▶ _Texte de la page_
+---+

La photo dans tous ses ektas…

… Je dirai même plus : dans tous ses états ! Comme chaque année depuis 1839, le 19 août est la Journée internationale de la photographie. L’occasion idéale de voir comment elle s’est infiltrée, mais surtout révélée, au fil des Aventures de Tintin.
L’or noir, p.62 A1 © Hergé / Tintinimaginatio - 2025

Premier déclic !

Entre le héros à la houppette et la photo, un lien étroit se tisse depuis toujours. Pour preuve, il est évoqué dès la première case de ses investigations en terres soviétiques, parues en 1929. Cette case – purement narrative – certifie même aux lecteurs que « toutes ces photos sous-entendu, les vignettes, rigoureusement authentiques, … (ont) été prises par Tintin lui-même ». Ici donc, album de bande dessinée et album photo se rejoignent et se confondent pour former le portfolio d’un reportage aux multiples rebondissements.
Cette fusion des genres est d’autant plus légitime que neuvième art et photojournalisme parlent le même « double langage ». Tous deux mêlent, en effet, mots et images pour mieux raconter. Une particularité qui inspirera, quelques années plus tard, à Paris-Flash… euh Paris-Match son célèbre slogan : « le poids des mots, le choc des photos ».

+---+

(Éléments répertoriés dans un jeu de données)
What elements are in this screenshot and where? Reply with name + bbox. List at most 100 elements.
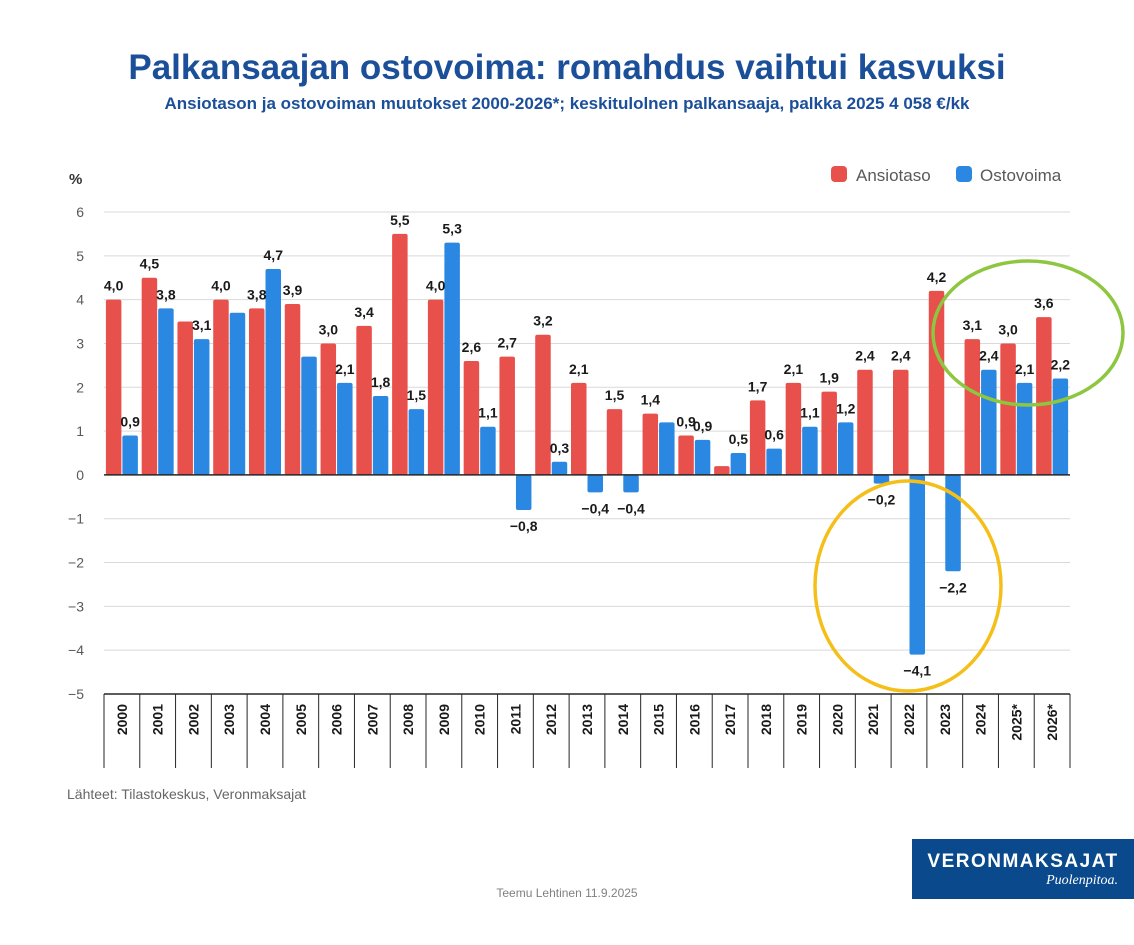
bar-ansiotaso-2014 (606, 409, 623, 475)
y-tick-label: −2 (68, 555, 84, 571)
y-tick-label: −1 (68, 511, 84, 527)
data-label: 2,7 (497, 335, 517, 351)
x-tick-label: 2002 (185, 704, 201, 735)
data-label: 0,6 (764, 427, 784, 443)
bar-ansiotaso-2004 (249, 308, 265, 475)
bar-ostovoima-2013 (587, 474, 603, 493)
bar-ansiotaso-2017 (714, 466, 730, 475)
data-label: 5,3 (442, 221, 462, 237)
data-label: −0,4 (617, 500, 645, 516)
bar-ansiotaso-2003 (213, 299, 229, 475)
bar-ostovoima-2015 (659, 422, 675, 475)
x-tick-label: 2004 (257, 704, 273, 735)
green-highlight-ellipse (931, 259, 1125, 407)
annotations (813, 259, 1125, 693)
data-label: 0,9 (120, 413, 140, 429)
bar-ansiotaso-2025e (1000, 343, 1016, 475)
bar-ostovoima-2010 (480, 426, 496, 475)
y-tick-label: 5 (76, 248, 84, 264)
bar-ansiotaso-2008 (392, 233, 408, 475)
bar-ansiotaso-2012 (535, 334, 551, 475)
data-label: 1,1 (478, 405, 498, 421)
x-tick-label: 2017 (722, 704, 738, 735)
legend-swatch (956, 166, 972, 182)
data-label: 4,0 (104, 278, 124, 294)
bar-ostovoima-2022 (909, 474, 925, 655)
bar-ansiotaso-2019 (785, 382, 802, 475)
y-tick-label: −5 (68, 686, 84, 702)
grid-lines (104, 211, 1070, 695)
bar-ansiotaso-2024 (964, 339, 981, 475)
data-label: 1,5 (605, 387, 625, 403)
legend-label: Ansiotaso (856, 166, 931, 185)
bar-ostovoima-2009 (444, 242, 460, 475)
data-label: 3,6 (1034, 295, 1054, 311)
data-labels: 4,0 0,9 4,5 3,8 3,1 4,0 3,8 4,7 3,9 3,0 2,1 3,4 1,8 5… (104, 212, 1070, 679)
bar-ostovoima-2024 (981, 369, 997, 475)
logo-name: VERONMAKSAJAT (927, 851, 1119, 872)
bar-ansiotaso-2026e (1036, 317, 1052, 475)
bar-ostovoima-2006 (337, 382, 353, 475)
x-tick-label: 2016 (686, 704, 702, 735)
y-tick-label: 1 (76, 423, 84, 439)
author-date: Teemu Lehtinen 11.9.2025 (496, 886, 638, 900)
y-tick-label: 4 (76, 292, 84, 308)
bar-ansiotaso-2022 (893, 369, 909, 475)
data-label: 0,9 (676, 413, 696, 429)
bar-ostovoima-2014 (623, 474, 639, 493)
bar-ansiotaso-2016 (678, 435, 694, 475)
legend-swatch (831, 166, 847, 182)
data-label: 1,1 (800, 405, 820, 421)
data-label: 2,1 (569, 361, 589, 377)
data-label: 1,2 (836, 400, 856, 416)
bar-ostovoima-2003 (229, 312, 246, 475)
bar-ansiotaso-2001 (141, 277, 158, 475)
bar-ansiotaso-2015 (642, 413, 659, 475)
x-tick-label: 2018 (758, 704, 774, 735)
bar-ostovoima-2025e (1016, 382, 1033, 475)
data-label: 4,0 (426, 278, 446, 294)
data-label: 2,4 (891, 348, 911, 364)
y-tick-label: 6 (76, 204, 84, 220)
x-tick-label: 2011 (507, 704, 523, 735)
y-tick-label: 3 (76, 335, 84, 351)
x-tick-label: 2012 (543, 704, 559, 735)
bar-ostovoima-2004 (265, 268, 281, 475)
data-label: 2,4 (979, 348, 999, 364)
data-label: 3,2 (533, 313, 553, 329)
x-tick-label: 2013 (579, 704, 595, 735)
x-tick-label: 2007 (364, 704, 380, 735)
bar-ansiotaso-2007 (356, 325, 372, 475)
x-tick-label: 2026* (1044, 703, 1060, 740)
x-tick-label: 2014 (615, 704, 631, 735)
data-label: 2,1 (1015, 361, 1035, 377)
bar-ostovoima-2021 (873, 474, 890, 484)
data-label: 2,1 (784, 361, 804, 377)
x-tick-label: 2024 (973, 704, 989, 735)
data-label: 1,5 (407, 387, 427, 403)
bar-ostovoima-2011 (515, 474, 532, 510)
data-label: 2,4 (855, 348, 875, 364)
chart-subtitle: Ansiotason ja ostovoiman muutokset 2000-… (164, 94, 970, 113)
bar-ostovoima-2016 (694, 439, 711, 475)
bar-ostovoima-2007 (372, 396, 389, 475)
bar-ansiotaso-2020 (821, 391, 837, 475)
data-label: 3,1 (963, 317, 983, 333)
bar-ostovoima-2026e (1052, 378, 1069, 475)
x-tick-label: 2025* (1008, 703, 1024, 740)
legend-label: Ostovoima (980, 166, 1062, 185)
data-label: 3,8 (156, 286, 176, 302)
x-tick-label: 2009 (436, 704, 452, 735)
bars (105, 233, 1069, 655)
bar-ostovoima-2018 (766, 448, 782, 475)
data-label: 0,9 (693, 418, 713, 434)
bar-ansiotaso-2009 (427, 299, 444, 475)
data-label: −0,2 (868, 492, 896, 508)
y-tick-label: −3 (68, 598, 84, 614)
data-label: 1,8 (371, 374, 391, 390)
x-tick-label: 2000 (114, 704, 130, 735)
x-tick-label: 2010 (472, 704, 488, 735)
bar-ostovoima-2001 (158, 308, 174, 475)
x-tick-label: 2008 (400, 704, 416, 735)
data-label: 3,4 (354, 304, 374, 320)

+---+

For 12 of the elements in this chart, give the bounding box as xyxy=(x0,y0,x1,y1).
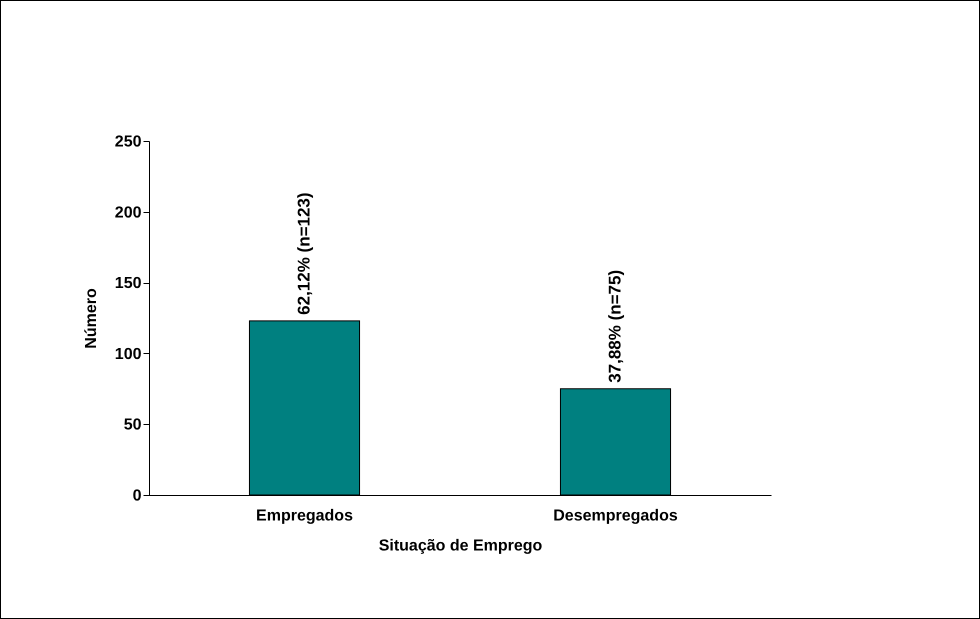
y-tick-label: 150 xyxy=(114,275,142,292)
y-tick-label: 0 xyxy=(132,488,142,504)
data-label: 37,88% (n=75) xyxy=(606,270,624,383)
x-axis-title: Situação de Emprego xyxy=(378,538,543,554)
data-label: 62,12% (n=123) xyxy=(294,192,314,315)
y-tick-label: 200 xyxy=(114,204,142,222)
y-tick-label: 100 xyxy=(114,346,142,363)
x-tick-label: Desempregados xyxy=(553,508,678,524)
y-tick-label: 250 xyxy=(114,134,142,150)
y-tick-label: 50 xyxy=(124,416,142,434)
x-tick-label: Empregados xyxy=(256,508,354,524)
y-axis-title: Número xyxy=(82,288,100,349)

+---+

▶ _À faire_
a. Résumez, s'il vous plaît, le texte sur Tintin et la photographie en deux phrases.
b. Extrayez tel quel le passage du texte sur Tintin et la photographie qui va de « Premier déclic ! » à « aux multiples rebondissements. ».

▶ _Réponses par consigne_
a. Le 19 août, Journée internationale de la photographie depuis 1839, offre l'occasion de voir comment la photo s'est révélée au fil des Aventures de Tintin, héros qui lui est lié dès la première case de son aventure soviétique de 1929, où les vignettes sont présentées comme des photos authentiques prises par Tintin lui-même. Bande dessinée et photojournalisme parlent le même « double langage » en mêlant mots et images, particularité qui inspirera à Paris-Match son slogan « le poids des mots, le choc des photos ».

b.
Premier déclic !

Entre le héros à la houppette et la photo, un lien étroit se tisse depuis toujours. Pour preuve, il est évoqué dès la première case de ses investigations en terres soviétiques, parues en 1929. Cette case – purement narrative – certifie même aux lecteurs que « toutes ces photos sous-entendu, les vignettes, rigoureusement authentiques, … (ont) été prises par Tintin lui-même ». Ici donc, album de bande dessinée et album photo se rejoignent et se confondent pour former le portfolio d’un reportage aux multiples rebondissements.